● WHAT YOU ARE ASKED TO DO:
Exactly reproduce each entry, leaving out nothing.

● ENTRIES:

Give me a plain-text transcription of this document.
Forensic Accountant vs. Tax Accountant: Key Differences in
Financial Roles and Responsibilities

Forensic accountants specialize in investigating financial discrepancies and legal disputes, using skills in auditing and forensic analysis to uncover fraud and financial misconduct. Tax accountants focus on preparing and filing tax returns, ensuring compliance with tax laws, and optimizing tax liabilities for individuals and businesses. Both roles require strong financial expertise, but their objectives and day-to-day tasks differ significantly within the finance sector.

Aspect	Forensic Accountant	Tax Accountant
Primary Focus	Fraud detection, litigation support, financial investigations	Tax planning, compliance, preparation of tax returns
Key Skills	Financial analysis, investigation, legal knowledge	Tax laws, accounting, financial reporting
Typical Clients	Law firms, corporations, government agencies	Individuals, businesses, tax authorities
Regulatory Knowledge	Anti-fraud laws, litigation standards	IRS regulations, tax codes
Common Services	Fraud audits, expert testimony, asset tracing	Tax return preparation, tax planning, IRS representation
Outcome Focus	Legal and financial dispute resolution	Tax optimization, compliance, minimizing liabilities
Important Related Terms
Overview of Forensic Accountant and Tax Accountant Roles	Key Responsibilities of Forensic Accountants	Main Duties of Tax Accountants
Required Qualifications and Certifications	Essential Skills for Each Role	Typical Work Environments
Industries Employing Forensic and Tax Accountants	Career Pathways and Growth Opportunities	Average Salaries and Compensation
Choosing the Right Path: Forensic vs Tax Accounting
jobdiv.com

● REPLY TO THE TASK:
Give me a plain-text transcription of this document.
Forensic Accountant vs. Tax Accountant: Key Differences in
Financial Roles and Responsibilities

Forensic accountants specialize in investigating financial discrepancies and legal disputes, using skills in auditing and forensic analysis to uncover fraud and financial misconduct. Tax accountants focus on preparing and filing tax returns, ensuring compliance with tax laws, and optimizing tax liabilities for individuals and businesses. Both roles require strong financial expertise, but their objectives and day-to-day tasks differ significantly within the finance sector.

Aspect	Forensic Accountant	Tax Accountant
Primary Focus	Fraud detection, litigation support, financial investigations	Tax planning, compliance, preparation of tax returns
Key Skills	Financial analysis, investigation, legal knowledge	Tax laws, accounting, financial reporting
Typical Clients	Law firms, corporations, government agencies	Individuals, businesses, tax authorities
Regulatory Knowledge	Anti-fraud laws, litigation standards	IRS regulations, tax codes
Common Services	Fraud audits, expert testimony, asset tracing	Tax return preparation, tax planning, IRS representation
Outcome Focus	Legal and financial dispute resolution	Tax optimization, compliance, minimizing liabilities
Important Related Terms
Overview of Forensic Accountant and Tax Accountant Roles	Key Responsibilities of Forensic Accountants	Main Duties of Tax Accountants
Required Qualifications and Certifications	Essential Skills for Each Role	Typical Work Environments
Industries Employing Forensic and Tax Accountants	Career Pathways and Growth Opportunities	Average Salaries and Compensation
Choosing the Right Path: Forensic vs Tax Accounting
jobdiv.com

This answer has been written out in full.